Exercise task: Repeat the listing in full, exactly as it stands.

+++ Data supplied

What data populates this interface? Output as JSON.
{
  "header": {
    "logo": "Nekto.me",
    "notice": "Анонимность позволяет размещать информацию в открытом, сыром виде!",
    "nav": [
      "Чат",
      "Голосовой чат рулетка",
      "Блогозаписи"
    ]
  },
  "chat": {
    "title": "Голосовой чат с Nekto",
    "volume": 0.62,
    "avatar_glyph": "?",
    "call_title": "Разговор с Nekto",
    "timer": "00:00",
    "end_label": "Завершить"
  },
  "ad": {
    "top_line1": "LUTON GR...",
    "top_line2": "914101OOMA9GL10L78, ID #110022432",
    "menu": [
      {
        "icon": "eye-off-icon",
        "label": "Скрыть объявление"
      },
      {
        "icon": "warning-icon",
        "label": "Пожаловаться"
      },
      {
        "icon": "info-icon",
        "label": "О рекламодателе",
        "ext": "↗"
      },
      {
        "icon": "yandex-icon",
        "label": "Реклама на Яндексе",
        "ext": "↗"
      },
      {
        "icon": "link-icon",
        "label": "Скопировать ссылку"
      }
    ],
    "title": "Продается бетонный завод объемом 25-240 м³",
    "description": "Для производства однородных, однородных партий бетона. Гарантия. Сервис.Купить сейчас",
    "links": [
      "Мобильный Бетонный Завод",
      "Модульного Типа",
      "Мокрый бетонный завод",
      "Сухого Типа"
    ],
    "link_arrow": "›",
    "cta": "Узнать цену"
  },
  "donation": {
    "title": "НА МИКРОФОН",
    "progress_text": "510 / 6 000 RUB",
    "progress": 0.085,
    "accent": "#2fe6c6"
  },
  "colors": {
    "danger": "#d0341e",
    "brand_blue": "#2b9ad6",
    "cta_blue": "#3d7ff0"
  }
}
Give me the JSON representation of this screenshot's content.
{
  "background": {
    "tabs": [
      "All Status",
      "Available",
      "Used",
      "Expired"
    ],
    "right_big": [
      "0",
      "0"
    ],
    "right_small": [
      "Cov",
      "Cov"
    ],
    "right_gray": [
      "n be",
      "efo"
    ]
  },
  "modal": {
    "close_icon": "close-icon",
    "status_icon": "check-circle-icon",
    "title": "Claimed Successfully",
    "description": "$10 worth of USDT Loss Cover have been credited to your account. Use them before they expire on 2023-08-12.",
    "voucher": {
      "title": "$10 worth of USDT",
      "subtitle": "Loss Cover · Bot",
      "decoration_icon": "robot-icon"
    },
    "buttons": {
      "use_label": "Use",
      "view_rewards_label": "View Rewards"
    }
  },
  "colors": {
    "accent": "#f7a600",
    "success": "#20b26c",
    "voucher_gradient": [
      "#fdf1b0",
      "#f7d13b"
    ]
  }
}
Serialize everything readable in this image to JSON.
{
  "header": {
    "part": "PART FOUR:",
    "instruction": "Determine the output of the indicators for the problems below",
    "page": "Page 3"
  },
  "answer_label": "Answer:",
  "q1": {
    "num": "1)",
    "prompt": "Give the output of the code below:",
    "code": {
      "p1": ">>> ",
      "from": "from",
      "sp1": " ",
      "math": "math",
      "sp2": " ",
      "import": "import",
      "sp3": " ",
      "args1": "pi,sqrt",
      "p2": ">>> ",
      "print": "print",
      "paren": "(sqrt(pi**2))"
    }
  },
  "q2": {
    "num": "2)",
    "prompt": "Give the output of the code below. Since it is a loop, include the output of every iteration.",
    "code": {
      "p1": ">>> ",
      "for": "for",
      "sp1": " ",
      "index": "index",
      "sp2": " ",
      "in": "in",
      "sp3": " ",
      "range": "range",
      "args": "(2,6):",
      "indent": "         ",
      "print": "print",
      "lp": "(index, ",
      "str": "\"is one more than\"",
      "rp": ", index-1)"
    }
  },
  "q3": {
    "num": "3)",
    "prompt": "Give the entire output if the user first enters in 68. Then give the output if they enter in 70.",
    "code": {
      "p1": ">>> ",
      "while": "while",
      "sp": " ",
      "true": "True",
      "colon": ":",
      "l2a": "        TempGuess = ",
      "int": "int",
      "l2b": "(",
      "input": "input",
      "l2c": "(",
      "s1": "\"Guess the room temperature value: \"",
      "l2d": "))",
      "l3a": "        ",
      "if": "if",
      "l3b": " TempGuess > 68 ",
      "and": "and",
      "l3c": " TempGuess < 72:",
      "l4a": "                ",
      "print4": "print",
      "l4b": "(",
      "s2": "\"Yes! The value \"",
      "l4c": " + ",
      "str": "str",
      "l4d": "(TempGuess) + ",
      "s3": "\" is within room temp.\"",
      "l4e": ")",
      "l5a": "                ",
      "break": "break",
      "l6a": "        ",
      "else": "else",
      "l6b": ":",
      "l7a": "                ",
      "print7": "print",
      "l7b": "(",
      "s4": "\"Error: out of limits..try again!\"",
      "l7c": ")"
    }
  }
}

++++++

Result of the exercise:
What data populates this interface? Output as JSON.
{
  "header": {
    "logo": "Nekto.me",
    "notice": "Анонимность позволяет размещать информацию в открытом, сыром виде!",
    "nav": [
      "Чат",
      "Голосовой чат рулетка",
      "Блогозаписи"
    ]
  },
  "chat": {
    "title": "Голосовой чат с Nekto",
    "volume": 0.62,
    "avatar_glyph": "?",
    "call_title": "Разговор с Nekto",
    "timer": "00:00",
    "end_label": "Завершить"
  },
  "ad": {
    "top_line1": "LUTON GR...",
    "top_line2": "914101OOMA9GL10L78, ID #110022432",
    "menu": [
      {
        "icon": "eye-off-icon",
        "label": "Скрыть объявление"
      },
      {
        "icon": "warning-icon",
        "label": "Пожаловаться"
      },
      {
        "icon": "info-icon",
        "label": "О рекламодателе",
        "ext": "↗"
      },
      {
        "icon": "yandex-icon",
        "label": "Реклама на Яндексе",
        "ext": "↗"
      },
      {
        "icon": "link-icon",
        "label": "Скопировать ссылку"
      }
    ],
    "title": "Продается бетонный завод объемом 25-240 м³",
    "description": "Для производства однородных, однородных партий бетона. Гарантия. Сервис.Купить сейчас",
    "links": [
      "Мобильный Бетонный Завод",
      "Модульного Типа",
      "Мокрый бетонный завод",
      "Сухого Типа"
    ],
    "link_arrow": "›",
    "cta": "Узнать цену"
  },
  "donation": {
    "title": "НА МИКРОФОН",
    "progress_text": "510 / 6 000 RUB",
    "progress": 0.085,
    "accent": "#2fe6c6"
  },
  "colors": {
    "danger": "#d0341e",
    "brand_blue": "#2b9ad6",
    "cta_blue": "#3d7ff0"
  }
}
Give me the JSON representation of this screenshot's content.
{
  "background": {
    "tabs": [
      "All Status",
      "Available",
      "Used",
      "Expired"
    ],
    "right_big": [
      "0",
      "0"
    ],
    "right_small": [
      "Cov",
      "Cov"
    ],
    "right_gray": [
      "n be",
      "efo"
    ]
  },
  "modal": {
    "close_icon": "close-icon",
    "status_icon": "check-circle-icon",
    "title": "Claimed Successfully",
    "description": "$10 worth of USDT Loss Cover have been credited to your account. Use them before they expire on 2023-08-12.",
    "voucher": {
      "title": "$10 worth of USDT",
      "subtitle": "Loss Cover · Bot",
      "decoration_icon": "robot-icon"
    },
    "buttons": {
      "use_label": "Use",
      "view_rewards_label": "View Rewards"
    }
  },
  "colors": {
    "accent": "#f7a600",
    "success": "#20b26c",
    "voucher_gradient": [
      "#fdf1b0",
      "#f7d13b"
    ]
  }
}
Serialize everything readable in this image to JSON.
{
  "header": {
    "part": "PART FOUR:",
    "instruction": "Determine the output of the indicators for the problems below",
    "page": "Page 3"
  },
  "answer_label": "Answer:",
  "q1": {
    "num": "1)",
    "prompt": "Give the output of the code below:",
    "code": {
      "p1": ">>> ",
      "from": "from",
      "sp1": " ",
      "math": "math",
      "sp2": " ",
      "import": "import",
      "sp3": " ",
      "args1": "pi,sqrt",
      "p2": ">>> ",
      "print": "print",
      "paren": "(sqrt(pi**2))"
    }
  },
  "q2": {
    "num": "2)",
    "prompt": "Give the output of the code below. Since it is a loop, include the output of every iteration.",
    "code": {
      "p1": ">>> ",
      "for": "for",
      "sp1": " ",
      "index": "index",
      "sp2": " ",
      "in": "in",
      "sp3": " ",
      "range": "range",
      "args": "(2,6):",
      "indent": "         ",
      "print": "print",
      "lp": "(index, ",
      "str": "\"is one more than\"",
      "rp": ", index-1)"
    }
  },
  "q3": {
    "num": "3)",
    "prompt": "Give the entire output if the user first enters in 68. Then give the output if they enter in 70.",
    "code": {
      "p1": ">>> ",
      "while": "while",
      "sp": " ",
      "true": "True",
      "colon": ":",
      "l2a": "        TempGuess = ",
      "int": "int",
      "l2b": "(",
      "input": "input",
      "l2c": "(",
      "s1": "\"Guess the room temperature value: \"",
      "l2d": "))",
      "l3a": "        ",
      "if": "if",
      "l3b": " TempGuess > 68 ",
      "and": "and",
      "l3c": " TempGuess < 72:",
      "l4a": "                ",
      "print4": "print",
      "l4b": "(",
      "s2": "\"Yes! The value \"",
      "l4c": " + ",
      "str": "str",
      "l4d": "(TempGuess) + ",
      "s3": "\" is within room temp.\"",
      "l4e": ")",
      "l5a": "                ",
      "break": "break",
      "l6a": "        ",
      "else": "else",
      "l6b": ":",
      "l7a": "                ",
      "print7": "print",
      "l7b": "(",
      "s4": "\"Error: out of limits..try again!\"",
      "l7c": ")"
    }
  }
}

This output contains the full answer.